>> Start
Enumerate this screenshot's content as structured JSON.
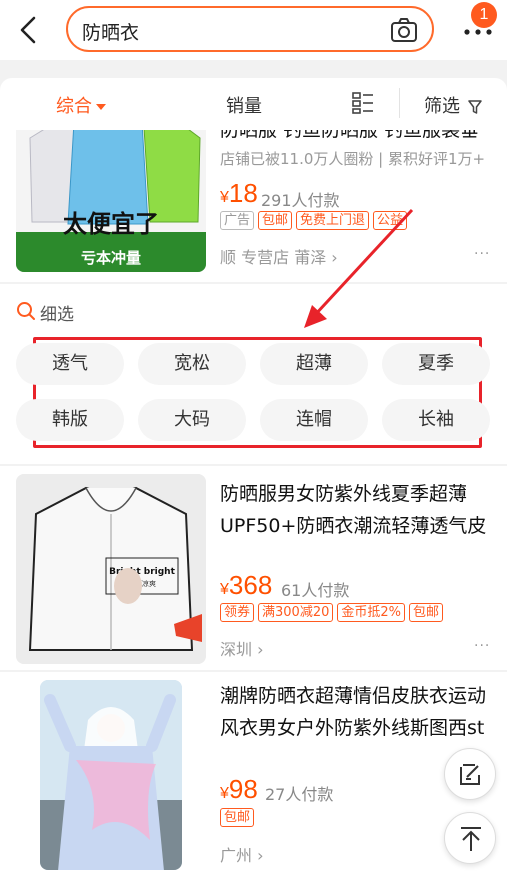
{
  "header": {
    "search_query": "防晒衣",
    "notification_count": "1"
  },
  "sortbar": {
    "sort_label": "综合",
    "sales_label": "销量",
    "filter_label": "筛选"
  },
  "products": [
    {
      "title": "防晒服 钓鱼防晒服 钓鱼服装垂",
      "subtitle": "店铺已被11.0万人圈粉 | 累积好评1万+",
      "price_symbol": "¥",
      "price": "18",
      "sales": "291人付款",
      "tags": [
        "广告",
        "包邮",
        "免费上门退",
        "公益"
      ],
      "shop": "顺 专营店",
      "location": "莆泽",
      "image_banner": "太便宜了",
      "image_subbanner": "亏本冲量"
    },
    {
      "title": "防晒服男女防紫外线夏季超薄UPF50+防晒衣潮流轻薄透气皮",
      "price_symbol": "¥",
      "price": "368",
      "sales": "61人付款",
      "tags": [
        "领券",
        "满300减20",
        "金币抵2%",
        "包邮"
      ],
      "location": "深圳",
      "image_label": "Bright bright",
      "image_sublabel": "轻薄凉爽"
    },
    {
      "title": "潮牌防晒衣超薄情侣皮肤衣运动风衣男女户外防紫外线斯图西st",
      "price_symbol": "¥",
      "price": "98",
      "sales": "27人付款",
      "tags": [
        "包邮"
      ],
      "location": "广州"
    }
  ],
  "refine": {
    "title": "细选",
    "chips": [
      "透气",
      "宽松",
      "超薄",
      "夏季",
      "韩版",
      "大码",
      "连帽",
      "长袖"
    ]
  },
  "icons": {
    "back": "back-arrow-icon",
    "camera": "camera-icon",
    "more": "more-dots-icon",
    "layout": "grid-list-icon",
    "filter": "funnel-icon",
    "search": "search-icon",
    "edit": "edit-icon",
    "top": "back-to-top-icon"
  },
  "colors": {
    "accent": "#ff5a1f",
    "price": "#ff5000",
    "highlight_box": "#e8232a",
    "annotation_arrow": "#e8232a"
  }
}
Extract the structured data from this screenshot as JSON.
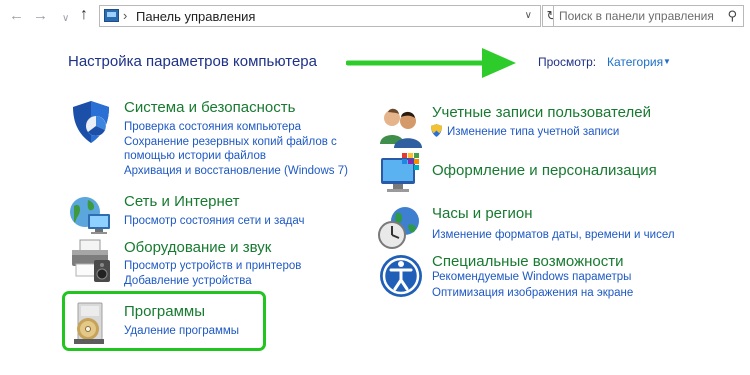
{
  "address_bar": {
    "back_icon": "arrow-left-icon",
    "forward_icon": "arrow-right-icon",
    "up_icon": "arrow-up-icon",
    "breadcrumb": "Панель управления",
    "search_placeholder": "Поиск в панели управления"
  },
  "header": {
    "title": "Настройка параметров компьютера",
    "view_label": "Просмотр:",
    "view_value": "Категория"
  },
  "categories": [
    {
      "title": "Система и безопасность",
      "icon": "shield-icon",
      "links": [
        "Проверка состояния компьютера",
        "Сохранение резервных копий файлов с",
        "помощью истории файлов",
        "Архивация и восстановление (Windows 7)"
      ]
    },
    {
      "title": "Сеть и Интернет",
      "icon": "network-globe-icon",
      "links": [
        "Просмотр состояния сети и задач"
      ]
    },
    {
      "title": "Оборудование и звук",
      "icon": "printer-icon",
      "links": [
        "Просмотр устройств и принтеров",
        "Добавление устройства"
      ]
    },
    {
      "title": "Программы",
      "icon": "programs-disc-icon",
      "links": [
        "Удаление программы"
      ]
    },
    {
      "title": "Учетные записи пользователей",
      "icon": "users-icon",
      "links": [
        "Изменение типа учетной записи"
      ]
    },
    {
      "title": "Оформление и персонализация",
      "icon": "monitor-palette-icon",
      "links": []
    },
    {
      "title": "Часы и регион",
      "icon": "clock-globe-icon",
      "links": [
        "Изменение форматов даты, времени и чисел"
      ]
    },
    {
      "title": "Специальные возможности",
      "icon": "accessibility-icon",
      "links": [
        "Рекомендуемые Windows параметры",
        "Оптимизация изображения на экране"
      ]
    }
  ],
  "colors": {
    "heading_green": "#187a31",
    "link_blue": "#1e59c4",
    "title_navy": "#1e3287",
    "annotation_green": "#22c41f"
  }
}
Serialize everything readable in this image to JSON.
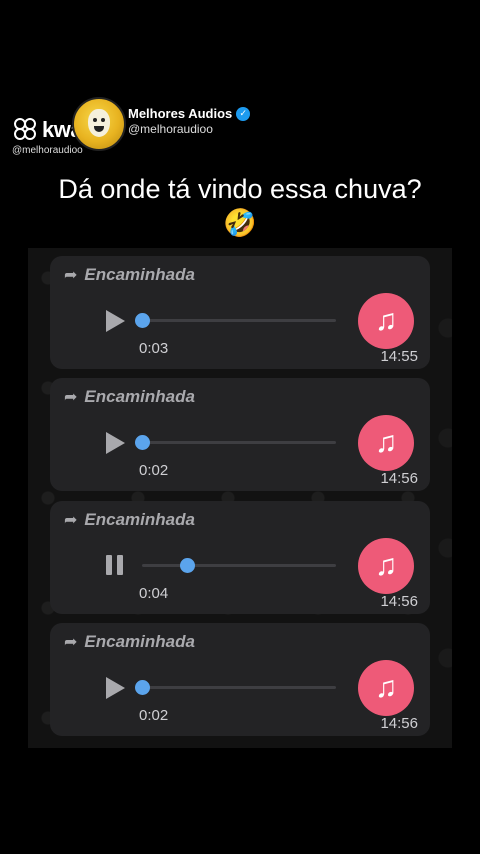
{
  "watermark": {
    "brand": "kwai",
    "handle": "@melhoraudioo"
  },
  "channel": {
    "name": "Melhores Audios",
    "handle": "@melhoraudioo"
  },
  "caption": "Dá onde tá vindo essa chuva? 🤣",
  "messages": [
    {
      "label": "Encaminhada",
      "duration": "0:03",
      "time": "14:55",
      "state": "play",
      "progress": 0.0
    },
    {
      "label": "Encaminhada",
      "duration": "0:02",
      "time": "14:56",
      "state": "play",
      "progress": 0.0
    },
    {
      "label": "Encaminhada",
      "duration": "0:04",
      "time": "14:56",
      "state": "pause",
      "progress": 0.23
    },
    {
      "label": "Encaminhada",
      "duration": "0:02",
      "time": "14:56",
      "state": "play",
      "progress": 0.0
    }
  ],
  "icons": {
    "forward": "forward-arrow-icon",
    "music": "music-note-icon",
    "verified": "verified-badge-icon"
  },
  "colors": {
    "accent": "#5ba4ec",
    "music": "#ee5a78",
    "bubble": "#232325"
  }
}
>> End
>> Start
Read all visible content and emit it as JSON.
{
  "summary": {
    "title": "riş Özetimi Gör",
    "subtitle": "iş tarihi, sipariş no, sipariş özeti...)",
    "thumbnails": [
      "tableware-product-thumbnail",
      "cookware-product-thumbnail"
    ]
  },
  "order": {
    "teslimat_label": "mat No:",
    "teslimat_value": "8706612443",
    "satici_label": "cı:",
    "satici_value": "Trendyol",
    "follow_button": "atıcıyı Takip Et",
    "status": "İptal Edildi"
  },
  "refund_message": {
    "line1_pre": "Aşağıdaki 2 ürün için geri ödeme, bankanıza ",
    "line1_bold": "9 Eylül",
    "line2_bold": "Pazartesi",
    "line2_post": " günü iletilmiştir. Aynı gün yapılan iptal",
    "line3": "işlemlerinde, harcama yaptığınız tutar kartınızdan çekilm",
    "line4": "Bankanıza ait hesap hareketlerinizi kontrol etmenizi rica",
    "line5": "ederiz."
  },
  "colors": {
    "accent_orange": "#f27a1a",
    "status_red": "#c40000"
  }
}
>> End
>> Start
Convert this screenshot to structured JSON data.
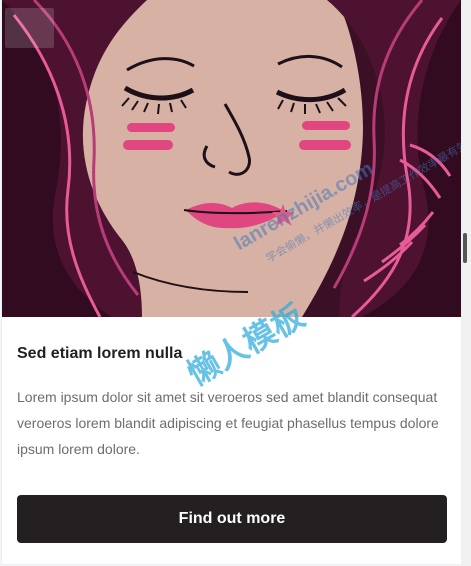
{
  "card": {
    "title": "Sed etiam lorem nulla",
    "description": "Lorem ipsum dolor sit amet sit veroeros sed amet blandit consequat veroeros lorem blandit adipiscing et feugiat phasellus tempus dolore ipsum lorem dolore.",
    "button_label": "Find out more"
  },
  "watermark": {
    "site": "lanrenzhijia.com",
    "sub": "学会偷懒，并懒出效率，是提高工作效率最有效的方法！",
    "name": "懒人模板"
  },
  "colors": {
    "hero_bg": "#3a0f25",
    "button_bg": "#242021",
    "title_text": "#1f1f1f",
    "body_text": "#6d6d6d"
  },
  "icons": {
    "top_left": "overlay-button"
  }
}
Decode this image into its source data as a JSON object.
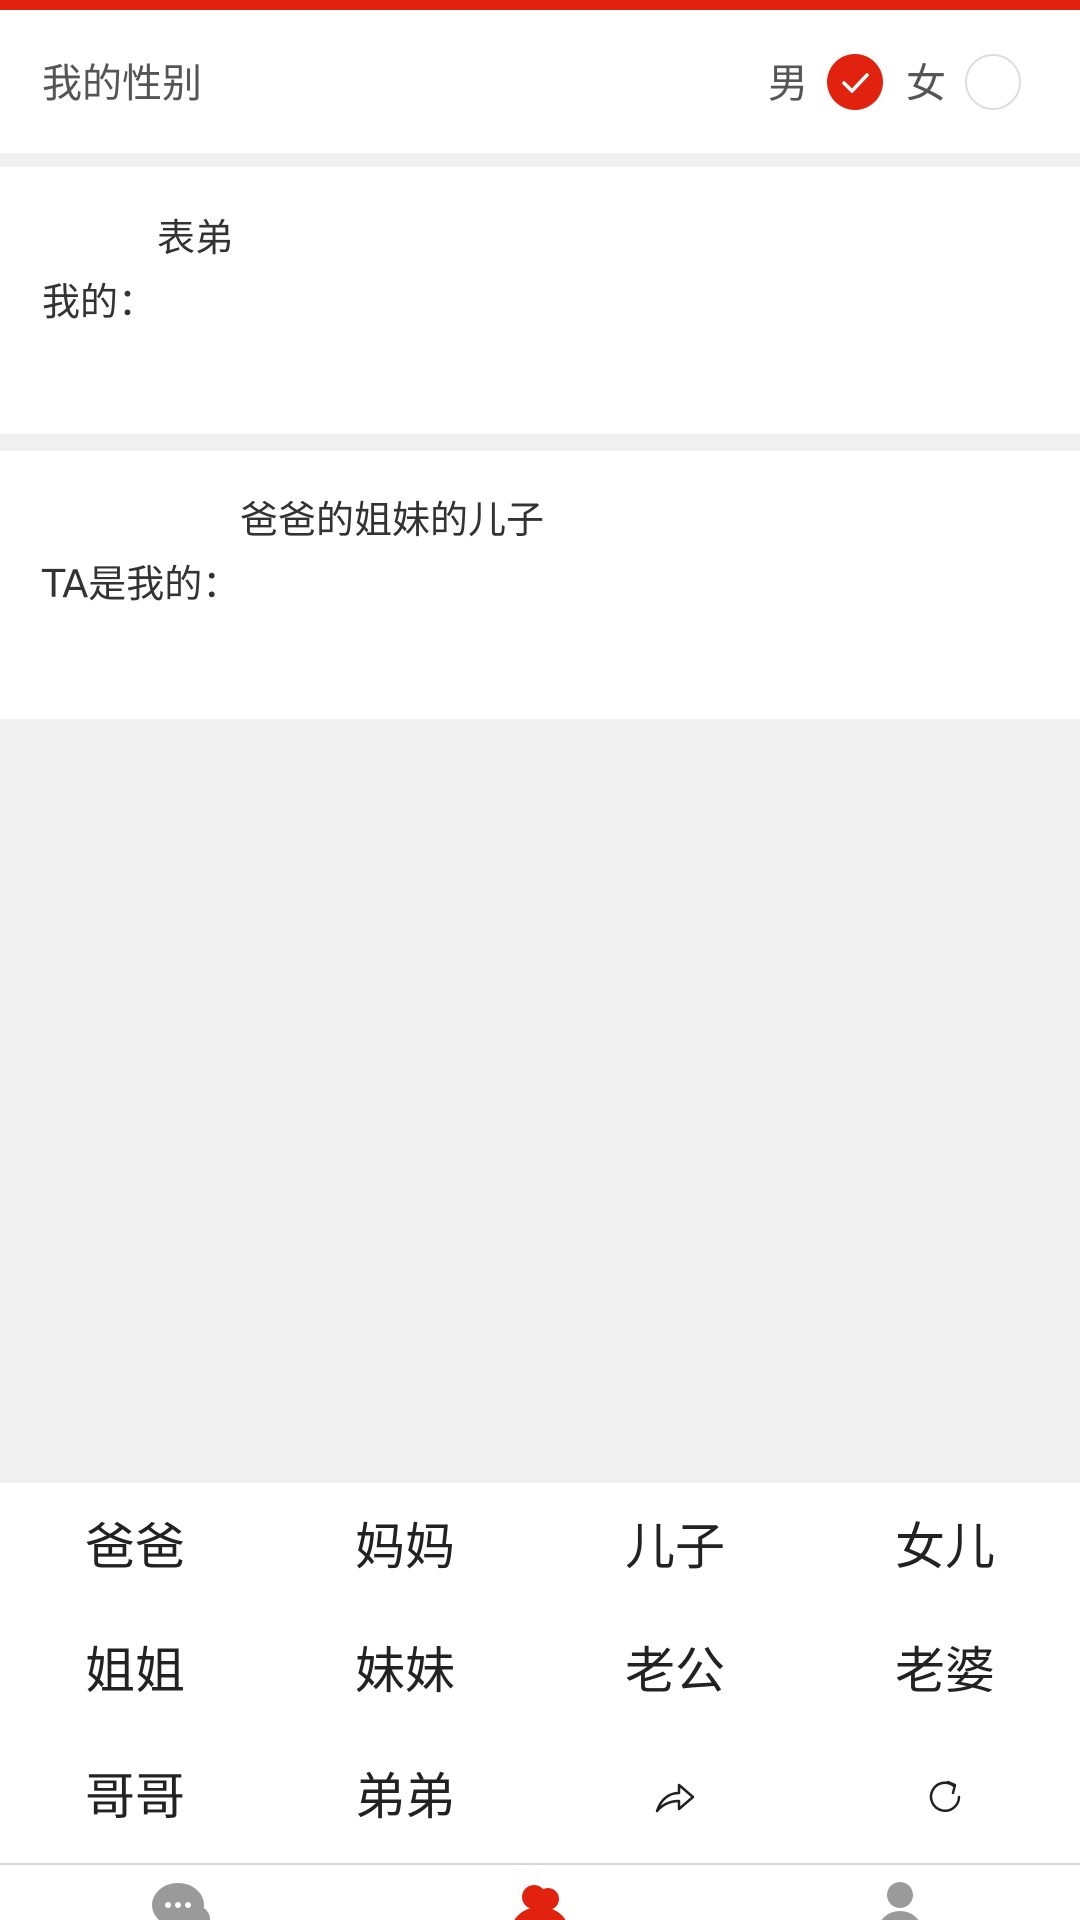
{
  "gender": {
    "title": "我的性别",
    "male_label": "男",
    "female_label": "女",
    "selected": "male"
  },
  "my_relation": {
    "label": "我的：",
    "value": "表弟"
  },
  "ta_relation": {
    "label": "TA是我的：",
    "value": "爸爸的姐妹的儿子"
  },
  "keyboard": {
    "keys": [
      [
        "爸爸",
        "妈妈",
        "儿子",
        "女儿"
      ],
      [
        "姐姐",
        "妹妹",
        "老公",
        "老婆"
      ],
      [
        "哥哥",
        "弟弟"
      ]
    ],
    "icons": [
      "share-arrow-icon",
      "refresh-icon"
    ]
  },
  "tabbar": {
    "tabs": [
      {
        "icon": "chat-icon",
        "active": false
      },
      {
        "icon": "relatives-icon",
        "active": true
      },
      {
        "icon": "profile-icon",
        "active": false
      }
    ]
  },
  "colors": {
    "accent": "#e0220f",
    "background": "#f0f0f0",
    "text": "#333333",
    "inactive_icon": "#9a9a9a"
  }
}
>> End
From the entries above, copy every line that holds the word "JSON".

RESULT BELOW →
Enumerate this screenshot's content as structured JSON.
Extract the structured data from this screenshot as JSON.
Serialize everything readable in this image to JSON.
Read all visible content and emit it as JSON.
Convert this screenshot to structured JSON data.
Decode this image into its source data as a JSON object.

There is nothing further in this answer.